Records from a data collection
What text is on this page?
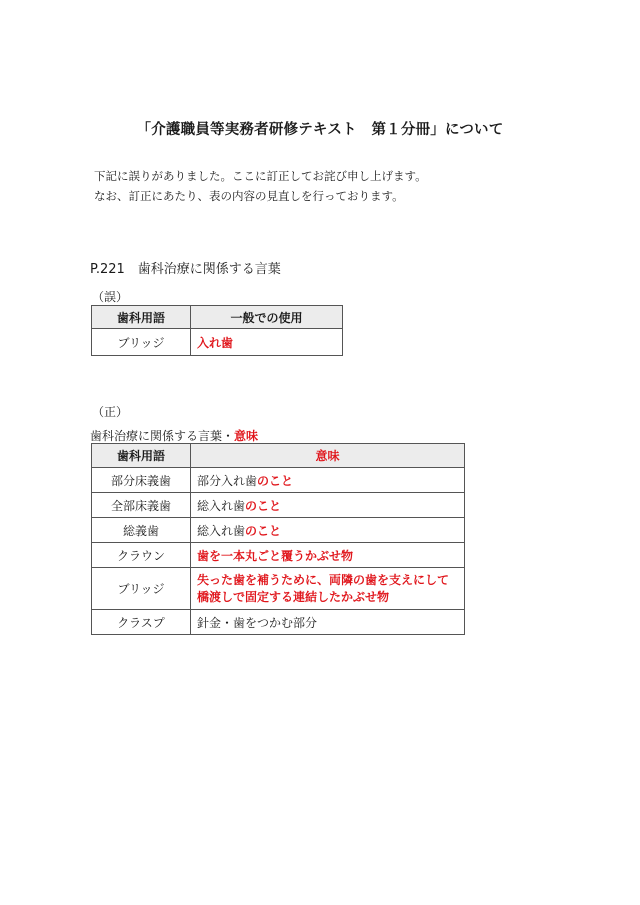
「介護職員等実務者研修テキスト　第１分冊」について
下記に誤りがありました。ここに訂正してお詫び申し上げます。
なお、訂正にあたり、表の内容の見直しを行っております。
P.221　歯科治療に関係する言葉
（誤）
歯科用語	一般での使用
ブリッジ	入れ歯
（正）
歯科治療に関係する言葉・意味
歯科用語	意味
部分床義歯	部分入れ歯のこと
全部床義歯	総入れ歯のこと
総義歯	総入れ歯のこと
クラウン	歯を一本丸ごと覆うかぶせ物
ブリッジ	失った歯を補うために、両隣の歯を支えにして橋渡しで固定する連結したかぶせ物
クラスプ	針金・歯をつかむ部分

◆ Exercise goal:
Copy every record above exactly, leaving out any pictures.

◆ Expected answer:
What text is on this page?
「介護職員等実務者研修テキスト　第１分冊」について
下記に誤りがありました。ここに訂正してお詫び申し上げます。
なお、訂正にあたり、表の内容の見直しを行っております。
P.221　歯科治療に関係する言葉
（誤）
歯科用語	一般での使用
ブリッジ	入れ歯
（正）
歯科治療に関係する言葉・意味
歯科用語	意味
部分床義歯	部分入れ歯のこと
全部床義歯	総入れ歯のこと
総義歯	総入れ歯のこと
クラウン	歯を一本丸ごと覆うかぶせ物
ブリッジ	失った歯を補うために、両隣の歯を支えにして橋渡しで固定する連結したかぶせ物
クラスプ	針金・歯をつかむ部分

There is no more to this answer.